**Supplied material:**
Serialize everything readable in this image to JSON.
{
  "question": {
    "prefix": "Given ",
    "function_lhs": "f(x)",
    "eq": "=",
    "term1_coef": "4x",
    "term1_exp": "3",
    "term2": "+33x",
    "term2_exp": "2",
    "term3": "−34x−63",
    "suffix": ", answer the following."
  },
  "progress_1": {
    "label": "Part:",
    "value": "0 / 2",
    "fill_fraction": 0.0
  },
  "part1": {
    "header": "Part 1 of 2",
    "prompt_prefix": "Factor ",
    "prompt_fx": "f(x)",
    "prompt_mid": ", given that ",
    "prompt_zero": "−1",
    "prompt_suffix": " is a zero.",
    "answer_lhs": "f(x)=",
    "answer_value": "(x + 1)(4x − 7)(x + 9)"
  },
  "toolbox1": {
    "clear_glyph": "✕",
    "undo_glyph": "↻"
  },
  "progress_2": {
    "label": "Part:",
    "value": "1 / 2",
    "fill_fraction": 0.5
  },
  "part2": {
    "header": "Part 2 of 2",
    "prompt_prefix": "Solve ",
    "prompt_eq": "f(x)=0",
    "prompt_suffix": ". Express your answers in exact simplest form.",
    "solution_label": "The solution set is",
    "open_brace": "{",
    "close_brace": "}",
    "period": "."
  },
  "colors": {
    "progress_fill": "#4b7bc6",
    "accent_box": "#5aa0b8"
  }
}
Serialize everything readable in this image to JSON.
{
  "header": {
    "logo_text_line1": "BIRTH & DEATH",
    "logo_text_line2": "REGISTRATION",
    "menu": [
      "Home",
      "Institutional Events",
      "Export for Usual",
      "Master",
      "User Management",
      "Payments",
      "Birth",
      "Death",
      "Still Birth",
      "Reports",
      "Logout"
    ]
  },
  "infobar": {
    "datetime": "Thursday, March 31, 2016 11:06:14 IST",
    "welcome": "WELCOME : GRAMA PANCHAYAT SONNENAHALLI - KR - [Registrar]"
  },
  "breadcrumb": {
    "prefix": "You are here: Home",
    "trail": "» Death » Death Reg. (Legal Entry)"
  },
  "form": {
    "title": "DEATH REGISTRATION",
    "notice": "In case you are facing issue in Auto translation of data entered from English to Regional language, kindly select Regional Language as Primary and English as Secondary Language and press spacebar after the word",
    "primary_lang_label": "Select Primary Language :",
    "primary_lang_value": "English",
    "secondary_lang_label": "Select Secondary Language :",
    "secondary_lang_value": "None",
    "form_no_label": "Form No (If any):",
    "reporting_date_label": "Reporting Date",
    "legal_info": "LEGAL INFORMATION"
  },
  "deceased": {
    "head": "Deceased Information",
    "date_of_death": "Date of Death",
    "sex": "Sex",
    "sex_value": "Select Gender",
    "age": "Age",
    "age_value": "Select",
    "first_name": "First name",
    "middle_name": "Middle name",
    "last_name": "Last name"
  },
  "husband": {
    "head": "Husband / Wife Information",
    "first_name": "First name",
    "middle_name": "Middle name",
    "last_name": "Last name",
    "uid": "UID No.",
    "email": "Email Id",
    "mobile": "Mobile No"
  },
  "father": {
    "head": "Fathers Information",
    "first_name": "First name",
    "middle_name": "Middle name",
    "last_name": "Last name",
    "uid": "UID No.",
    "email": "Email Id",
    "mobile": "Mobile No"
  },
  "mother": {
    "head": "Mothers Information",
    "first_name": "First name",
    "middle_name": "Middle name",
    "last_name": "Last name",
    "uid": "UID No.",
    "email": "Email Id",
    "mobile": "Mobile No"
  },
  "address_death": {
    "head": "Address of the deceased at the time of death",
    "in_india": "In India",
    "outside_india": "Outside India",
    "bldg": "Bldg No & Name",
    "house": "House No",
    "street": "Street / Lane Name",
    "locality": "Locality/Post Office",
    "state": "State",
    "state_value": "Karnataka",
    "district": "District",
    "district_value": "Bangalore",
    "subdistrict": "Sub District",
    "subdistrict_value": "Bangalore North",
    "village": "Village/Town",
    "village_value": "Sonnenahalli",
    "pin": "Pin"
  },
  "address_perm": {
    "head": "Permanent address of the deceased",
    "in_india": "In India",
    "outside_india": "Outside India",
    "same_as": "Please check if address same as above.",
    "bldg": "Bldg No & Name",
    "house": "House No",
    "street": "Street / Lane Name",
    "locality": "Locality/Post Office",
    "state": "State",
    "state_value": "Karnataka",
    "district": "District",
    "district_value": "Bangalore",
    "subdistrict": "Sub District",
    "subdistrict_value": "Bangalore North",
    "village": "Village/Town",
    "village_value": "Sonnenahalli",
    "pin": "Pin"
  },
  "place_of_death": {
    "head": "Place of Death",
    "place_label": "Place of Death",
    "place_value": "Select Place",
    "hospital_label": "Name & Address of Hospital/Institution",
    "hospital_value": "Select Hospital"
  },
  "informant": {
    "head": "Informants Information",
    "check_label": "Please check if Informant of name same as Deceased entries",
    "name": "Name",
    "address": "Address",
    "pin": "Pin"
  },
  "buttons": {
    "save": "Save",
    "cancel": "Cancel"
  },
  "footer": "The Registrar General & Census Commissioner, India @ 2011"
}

**The task:**
Copy each line of the data above without altering a single character.

**Result of this task:**
Serialize everything readable in this image to JSON.
{
  "question": {
    "prefix": "Given ",
    "function_lhs": "f(x)",
    "eq": "=",
    "term1_coef": "4x",
    "term1_exp": "3",
    "term2": "+33x",
    "term2_exp": "2",
    "term3": "−34x−63",
    "suffix": ", answer the following."
  },
  "progress_1": {
    "label": "Part:",
    "value": "0 / 2",
    "fill_fraction": 0.0
  },
  "part1": {
    "header": "Part 1 of 2",
    "prompt_prefix": "Factor ",
    "prompt_fx": "f(x)",
    "prompt_mid": ", given that ",
    "prompt_zero": "−1",
    "prompt_suffix": " is a zero.",
    "answer_lhs": "f(x)=",
    "answer_value": "(x + 1)(4x − 7)(x + 9)"
  },
  "toolbox1": {
    "clear_glyph": "✕",
    "undo_glyph": "↻"
  },
  "progress_2": {
    "label": "Part:",
    "value": "1 / 2",
    "fill_fraction": 0.5
  },
  "part2": {
    "header": "Part 2 of 2",
    "prompt_prefix": "Solve ",
    "prompt_eq": "f(x)=0",
    "prompt_suffix": ". Express your answers in exact simplest form.",
    "solution_label": "The solution set is",
    "open_brace": "{",
    "close_brace": "}",
    "period": "."
  },
  "colors": {
    "progress_fill": "#4b7bc6",
    "accent_box": "#5aa0b8"
  }
}
Serialize everything readable in this image to JSON.
{
  "header": {
    "logo_text_line1": "BIRTH & DEATH",
    "logo_text_line2": "REGISTRATION",
    "menu": [
      "Home",
      "Institutional Events",
      "Export for Usual",
      "Master",
      "User Management",
      "Payments",
      "Birth",
      "Death",
      "Still Birth",
      "Reports",
      "Logout"
    ]
  },
  "infobar": {
    "datetime": "Thursday, March 31, 2016 11:06:14 IST",
    "welcome": "WELCOME : GRAMA PANCHAYAT SONNENAHALLI - KR - [Registrar]"
  },
  "breadcrumb": {
    "prefix": "You are here: Home",
    "trail": "» Death » Death Reg. (Legal Entry)"
  },
  "form": {
    "title": "DEATH REGISTRATION",
    "notice": "In case you are facing issue in Auto translation of data entered from English to Regional language, kindly select Regional Language as Primary and English as Secondary Language and press spacebar after the word",
    "primary_lang_label": "Select Primary Language :",
    "primary_lang_value": "English",
    "secondary_lang_label": "Select Secondary Language :",
    "secondary_lang_value": "None",
    "form_no_label": "Form No (If any):",
    "reporting_date_label": "Reporting Date",
    "legal_info": "LEGAL INFORMATION"
  },
  "deceased": {
    "head": "Deceased Information",
    "date_of_death": "Date of Death",
    "sex": "Sex",
    "sex_value": "Select Gender",
    "age": "Age",
    "age_value": "Select",
    "first_name": "First name",
    "middle_name": "Middle name",
    "last_name": "Last name"
  },
  "husband": {
    "head": "Husband / Wife Information",
    "first_name": "First name",
    "middle_name": "Middle name",
    "last_name": "Last name",
    "uid": "UID No.",
    "email": "Email Id",
    "mobile": "Mobile No"
  },
  "father": {
    "head": "Fathers Information",
    "first_name": "First name",
    "middle_name": "Middle name",
    "last_name": "Last name",
    "uid": "UID No.",
    "email": "Email Id",
    "mobile": "Mobile No"
  },
  "mother": {
    "head": "Mothers Information",
    "first_name": "First name",
    "middle_name": "Middle name",
    "last_name": "Last name",
    "uid": "UID No.",
    "email": "Email Id",
    "mobile": "Mobile No"
  },
  "address_death": {
    "head": "Address of the deceased at the time of death",
    "in_india": "In India",
    "outside_india": "Outside India",
    "bldg": "Bldg No & Name",
    "house": "House No",
    "street": "Street / Lane Name",
    "locality": "Locality/Post Office",
    "state": "State",
    "state_value": "Karnataka",
    "district": "District",
    "district_value": "Bangalore",
    "subdistrict": "Sub District",
    "subdistrict_value": "Bangalore North",
    "village": "Village/Town",
    "village_value": "Sonnenahalli",
    "pin": "Pin"
  },
  "address_perm": {
    "head": "Permanent address of the deceased",
    "in_india": "In India",
    "outside_india": "Outside India",
    "same_as": "Please check if address same as above.",
    "bldg": "Bldg No & Name",
    "house": "House No",
    "street": "Street / Lane Name",
    "locality": "Locality/Post Office",
    "state": "State",
    "state_value": "Karnataka",
    "district": "District",
    "district_value": "Bangalore",
    "subdistrict": "Sub District",
    "subdistrict_value": "Bangalore North",
    "village": "Village/Town",
    "village_value": "Sonnenahalli",
    "pin": "Pin"
  },
  "place_of_death": {
    "head": "Place of Death",
    "place_label": "Place of Death",
    "place_value": "Select Place",
    "hospital_label": "Name & Address of Hospital/Institution",
    "hospital_value": "Select Hospital"
  },
  "informant": {
    "head": "Informants Information",
    "check_label": "Please check if Informant of name same as Deceased entries",
    "name": "Name",
    "address": "Address",
    "pin": "Pin"
  },
  "buttons": {
    "save": "Save",
    "cancel": "Cancel"
  },
  "footer": "The Registrar General & Census Commissioner, India @ 2011"
}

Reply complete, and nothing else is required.